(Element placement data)
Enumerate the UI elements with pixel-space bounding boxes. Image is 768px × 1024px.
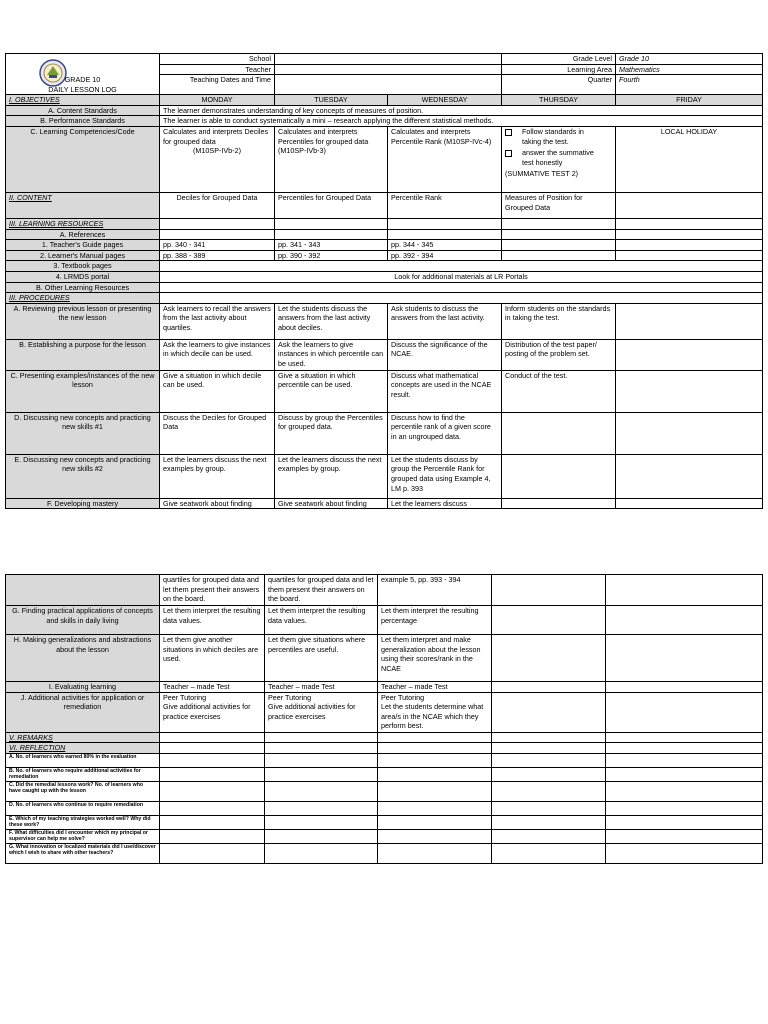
procedure-i-tuesday: Teacher – made Test — [265, 682, 378, 693]
day-header-thursday: THURSDAY — [502, 95, 616, 106]
procedure-b-tuesday: Ask the learners to give instances in which percentile can be used. — [275, 339, 388, 370]
competency-thursday — [502, 126, 616, 192]
competency-monday-code: (M10SP-IVb-2) — [193, 146, 241, 156]
day-header-wednesday: WEDNESDAY — [388, 95, 502, 106]
procedure-j-monday: Peer Tutoring Give additional activities for practice exercises — [160, 692, 265, 732]
procedure-f-label: F. Developing mastery — [6, 498, 160, 509]
procedure-h-monday: Let them give another situations in which deciles are used. — [160, 635, 265, 682]
procedure-e-wednesday: Let the students discuss by group the Percentile Rank for grouped data using Example 4, LM p. 393 — [388, 454, 502, 498]
reflection-item-b: B. No. of learners who require additional activities for remediation — [6, 767, 160, 781]
content-wednesday: Percentile Rank — [388, 192, 502, 218]
procedures-heading: III. PROCEDURES — [6, 293, 160, 304]
lrmds-text: Look for additional materials at LR Portals — [160, 271, 763, 282]
procedure-a-wednesday: Ask students to discuss the answers from the last activity. — [388, 303, 502, 339]
procedure-c-label: C. Presenting examples/instances of the new lesson — [6, 370, 160, 412]
procedure-j-tuesday: Peer Tutoring Give additional activities for practice exercises — [265, 692, 378, 732]
procedure-g-tuesday: Let them interpret the resulting data values. — [265, 606, 378, 635]
content-monday: Deciles for Grouped Data — [160, 192, 275, 218]
school-value[interactable] — [275, 54, 502, 65]
learning-resources-heading: III. LEARNING RESOURCES — [6, 218, 160, 229]
lm-wednesday: pp. 392 - 394 — [388, 250, 502, 261]
procedure-a-thursday: Inform students on the standards in taking the test. — [502, 303, 616, 339]
procedure-i-label: I. Evaluating learning — [6, 682, 160, 693]
teacher-label: Teacher — [160, 64, 275, 75]
content-standards-text: The learner demonstrates understanding of key concepts of measures of position. — [160, 105, 763, 116]
teaching-dates-label: Teaching Dates and Time — [160, 75, 275, 95]
reflection-heading: VI. REFLECTION — [6, 743, 160, 754]
tg-wednesday: pp. 344 - 345 — [388, 240, 502, 251]
other-resources-label: B. Other Learning Resources — [6, 282, 160, 293]
day-header-monday: MONDAY — [160, 95, 275, 106]
procedure-b-label: B. Establishing a purpose for the lesson — [6, 339, 160, 370]
competency-monday — [160, 126, 275, 192]
procedure-d-label: D. Discussing new concepts and practicing new skills #1 — [6, 412, 160, 454]
lesson-log-table-page-2 — [5, 574, 763, 864]
performance-standards-label: B. Performance Standards — [6, 116, 160, 127]
procedure-f-monday: Give seatwork about finding — [160, 498, 275, 509]
competency-tuesday: Calculates and interprets Percentiles for grouped data (M10SP-IVb-3) — [275, 126, 388, 192]
performance-standards-text: The learner is able to conduct systematically a mini – research applying the different statistical methods. — [160, 116, 763, 127]
references-label: A. References — [6, 229, 160, 240]
procedure-a-monday: Ask learners to recall the answers from the last activity about quartiles. — [160, 303, 275, 339]
procedure-a-label: A. Reviewing previous lesson or presenting the new lesson — [6, 303, 160, 339]
procedure-c-wednesday: Discuss what mathematical concepts are used in the NCAE result. — [388, 370, 502, 412]
remarks-heading: V. REMARKS — [6, 732, 160, 743]
tg-monday: pp. 340 - 341 — [160, 240, 275, 251]
lesson-log-table-page-1 — [5, 53, 763, 509]
thursday-item-2: answer the summative test honestly — [505, 148, 612, 167]
content-standards-label: A. Content Standards — [6, 105, 160, 116]
textbook-pages-label: 3. Textbook pages — [6, 261, 160, 272]
procedure-d-monday: Discuss the Deciles for Grouped Data — [160, 412, 275, 454]
grade-level-label: Grade Level — [502, 54, 616, 65]
content-heading: II. CONTENT — [6, 192, 160, 218]
procedure-a-tuesday: Let the students discuss the answers from the last activity about deciles. — [275, 303, 388, 339]
day-header-friday: FRIDAY — [616, 95, 763, 106]
learning-area-label: Learning Area — [502, 64, 616, 75]
reflection-item-d: D. No. of learners who continue to require remediation — [6, 801, 160, 815]
checkbox-icon — [505, 129, 512, 136]
procedure-i-monday: Teacher – made Test — [160, 682, 265, 693]
procedure-c-thursday: Conduct of the test. — [502, 370, 616, 412]
procedure-d-wednesday: Discuss how to find the percentile rank of a given score in an ungrouped data. — [388, 412, 502, 454]
content-tuesday: Percentiles for Grouped Data — [275, 192, 388, 218]
summative-test-note: (SUMMATIVE TEST 2) — [505, 169, 579, 179]
teaching-dates-value[interactable] — [275, 75, 502, 95]
checkbox-icon — [505, 150, 512, 157]
header-logo-cell — [6, 54, 160, 95]
procedure-g-wednesday: Let them interpret the resulting percentage — [378, 606, 492, 635]
procedure-i-wednesday: Teacher – made Test — [378, 682, 492, 693]
reflection-item-f: F. What difficulties did I encounter which my principal or supervisor can help me solve? — [6, 829, 160, 843]
procedure-d-tuesday: Discuss by group the Percentiles for grouped data. — [275, 412, 388, 454]
reflection-item-g: G. What innovation or localized materials did I use/discover which I wish to share with other teachers? — [6, 843, 160, 863]
teacher-value[interactable] — [275, 64, 502, 75]
content-thursday: Measures of Position for Grouped Data — [502, 192, 616, 218]
procedure-f-monday-cont: quartiles for grouped data and let them present their answers on the board. — [160, 575, 265, 606]
procedure-j-wednesday: Peer Tutoring Let the students determine what area/s in the NCAE which they perform best. — [378, 692, 492, 732]
day-header-tuesday: TUESDAY — [275, 95, 388, 106]
procedure-e-monday: Let the learners discuss the next examples by group. — [160, 454, 275, 498]
teachers-guide-label: 1. Teacher's Guide pages — [6, 240, 160, 251]
procedure-e-label: E. Discussing new concepts and practicing new skills #2 — [6, 454, 160, 498]
procedure-f-tuesday: Give seatwork about finding — [275, 498, 388, 509]
title-daily-lesson-log: DAILY LESSON LOG — [48, 84, 117, 94]
reflection-item-e: E. Which of my teaching strategies worked well? Why did these work? — [6, 815, 160, 829]
content-friday — [616, 192, 763, 218]
procedure-f-wednesday-cont: example 5, pp. 393 - 394 — [378, 575, 492, 606]
reflection-item-c: C. Did the remedial lessons work? No. of learners who have caught up with the lesson — [6, 781, 160, 801]
lm-monday: pp. 388 - 389 — [160, 250, 275, 261]
procedure-b-wednesday: Discuss the significance of the NCAE. — [388, 339, 502, 370]
school-label: School — [160, 54, 275, 65]
procedure-j-label: J. Additional activities for application or remediation — [6, 692, 160, 732]
learners-manual-label: 2. Learner's Manual pages — [6, 250, 160, 261]
competencies-label: C. Learning Competencies/Code — [6, 126, 160, 192]
procedure-f-wednesday: Let the learners discuss — [388, 498, 502, 509]
learning-area-value[interactable]: Mathematics — [616, 64, 763, 75]
thursday-item-1: Follow standards in taking the test. — [505, 127, 612, 146]
procedure-e-tuesday: Let the learners discuss the next examples by group. — [275, 454, 388, 498]
tg-tuesday: pp. 341 - 343 — [275, 240, 388, 251]
competency-monday-text: Calculates and interprets Deciles for grouped data — [163, 126, 269, 146]
competency-wednesday: Calculates and interprets Percentile Rank (M10SP-IVc-4) — [388, 126, 502, 192]
procedure-c-tuesday: Give a situation in which percentile can be used. — [275, 370, 388, 412]
grade-level-value[interactable]: Grade 10 — [616, 54, 763, 65]
competency-friday: LOCAL HOLIDAY — [616, 126, 763, 192]
procedure-h-tuesday: Let them give situations where percentiles are useful. — [265, 635, 378, 682]
procedure-h-wednesday: Let them interpret and make generalization about the lesson using their scores/rank in the NCAE — [378, 635, 492, 682]
procedure-f-tuesday-cont: quartiles for grouped data and let them present their answers on the board. — [265, 575, 378, 606]
title-grade: GRADE 10 — [64, 75, 101, 84]
procedure-h-label: H. Making generalizations and abstractions about the lesson — [6, 635, 160, 682]
lrmds-label: 4. LRMDS portal — [6, 271, 160, 282]
quarter-value[interactable]: Fourth — [616, 75, 763, 95]
procedure-b-thursday: Distribution of the test paper/ posting of the problem set. — [502, 339, 616, 370]
quarter-label: Quarter — [502, 75, 616, 95]
procedure-g-label: G. Finding practical applications of concepts and skills in daily living — [6, 606, 160, 635]
lm-tuesday: pp. 390 - 392 — [275, 250, 388, 261]
procedure-g-monday: Let them interpret the resulting data values. — [160, 606, 265, 635]
reflection-item-a: A. No. of learners who earned 80% in the evaluation — [6, 753, 160, 767]
objectives-heading: I. OBJECTIVES — [6, 95, 160, 106]
procedure-c-monday: Give a situation in which decile can be used. — [160, 370, 275, 412]
procedure-b-monday: Ask the learners to give instances in which decile can be used. — [160, 339, 275, 370]
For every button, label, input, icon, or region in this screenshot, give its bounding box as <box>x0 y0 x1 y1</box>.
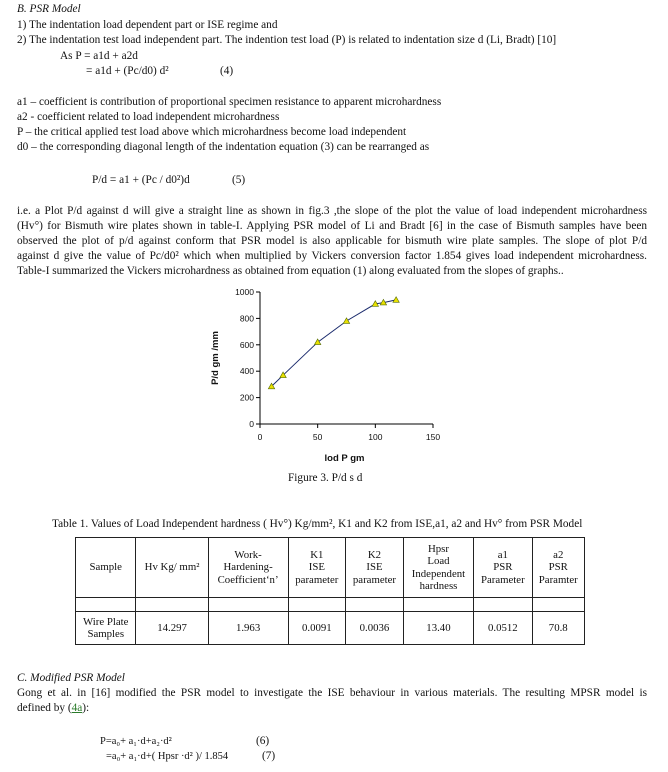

__REQUEST__
Reproduce every line of the listing starting with the line that contains "procedure-i-tuesday: Teacher –" and going on through the line that contains "procedure-c-label: C. Presenting".

__EXERCISE RESPONSE__
procedure-i-tuesday: Teacher – made Test — [265, 682, 378, 693]
day-header-thursday: THURSDAY — [502, 95, 616, 106]
procedure-b-tuesday: Ask the learners to give instances in which percentile can be used. — [275, 339, 388, 370]
competency-thursday — [502, 126, 616, 192]
competency-monday-code: (M10SP-IVb-2) — [193, 146, 241, 156]
day-header-wednesday: WEDNESDAY — [388, 95, 502, 106]
procedure-j-monday: Peer Tutoring Give additional activities for practice exercises — [160, 692, 265, 732]
procedure-f-label: F. Developing mastery — [6, 498, 160, 509]
procedure-h-monday: Let them give another situations in which deciles are used. — [160, 635, 265, 682]
procedure-e-wednesday: Let the students discuss by group the Percentile Rank for grouped data using Example 4, LM p. 393 — [388, 454, 502, 498]
reflection-item-b: B. No. of learners who require additional activities for remediation — [6, 767, 160, 781]
content-wednesday: Percentile Rank — [388, 192, 502, 218]
procedures-heading: III. PROCEDURES — [6, 293, 160, 304]
lrmds-text: Look for additional materials at LR Portals — [160, 271, 763, 282]
procedure-a-wednesday: Ask students to discuss the answers from the last activity. — [388, 303, 502, 339]
procedure-c-label: C. Presenting examples/instances of the new lesson — [6, 370, 160, 412]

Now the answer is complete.